** start Listed records **

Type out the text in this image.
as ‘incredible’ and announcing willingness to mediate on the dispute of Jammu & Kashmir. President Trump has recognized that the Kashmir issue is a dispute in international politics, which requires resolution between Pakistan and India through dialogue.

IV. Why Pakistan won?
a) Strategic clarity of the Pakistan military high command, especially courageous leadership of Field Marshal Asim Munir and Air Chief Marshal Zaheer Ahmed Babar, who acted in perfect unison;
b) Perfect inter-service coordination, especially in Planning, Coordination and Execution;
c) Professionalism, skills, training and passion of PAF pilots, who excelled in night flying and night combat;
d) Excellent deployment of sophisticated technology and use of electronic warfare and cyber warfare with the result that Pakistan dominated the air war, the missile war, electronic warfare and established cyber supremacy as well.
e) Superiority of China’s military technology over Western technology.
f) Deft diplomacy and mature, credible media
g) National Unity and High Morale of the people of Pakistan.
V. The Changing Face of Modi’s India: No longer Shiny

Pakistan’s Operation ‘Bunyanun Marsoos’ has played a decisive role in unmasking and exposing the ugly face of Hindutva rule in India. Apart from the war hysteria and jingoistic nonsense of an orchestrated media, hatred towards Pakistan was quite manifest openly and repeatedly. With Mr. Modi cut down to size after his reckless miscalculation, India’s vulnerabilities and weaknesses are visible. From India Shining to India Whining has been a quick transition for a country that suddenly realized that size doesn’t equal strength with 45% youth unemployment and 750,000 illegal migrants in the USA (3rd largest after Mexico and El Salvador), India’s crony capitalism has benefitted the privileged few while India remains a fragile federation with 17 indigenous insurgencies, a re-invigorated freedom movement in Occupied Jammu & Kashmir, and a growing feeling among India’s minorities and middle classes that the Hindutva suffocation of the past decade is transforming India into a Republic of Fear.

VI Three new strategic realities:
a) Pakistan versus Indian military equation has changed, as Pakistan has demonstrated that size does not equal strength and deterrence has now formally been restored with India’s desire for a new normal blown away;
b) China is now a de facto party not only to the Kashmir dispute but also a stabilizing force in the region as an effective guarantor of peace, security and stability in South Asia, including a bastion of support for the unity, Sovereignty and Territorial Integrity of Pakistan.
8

** end Listed records **

* [Challenge]
Pick out each line that holds the string "especially".

* [Answer below]
a) Strategic clarity of the Pakistan military high command, especially courageous leadership of Field Marshal Asim Munir and Air Chief Marshal Zaheer Ahmed Babar, who acted in perfect unison;
b) Perfect inter-service coordination, especially in Planning, Coordination and Execution;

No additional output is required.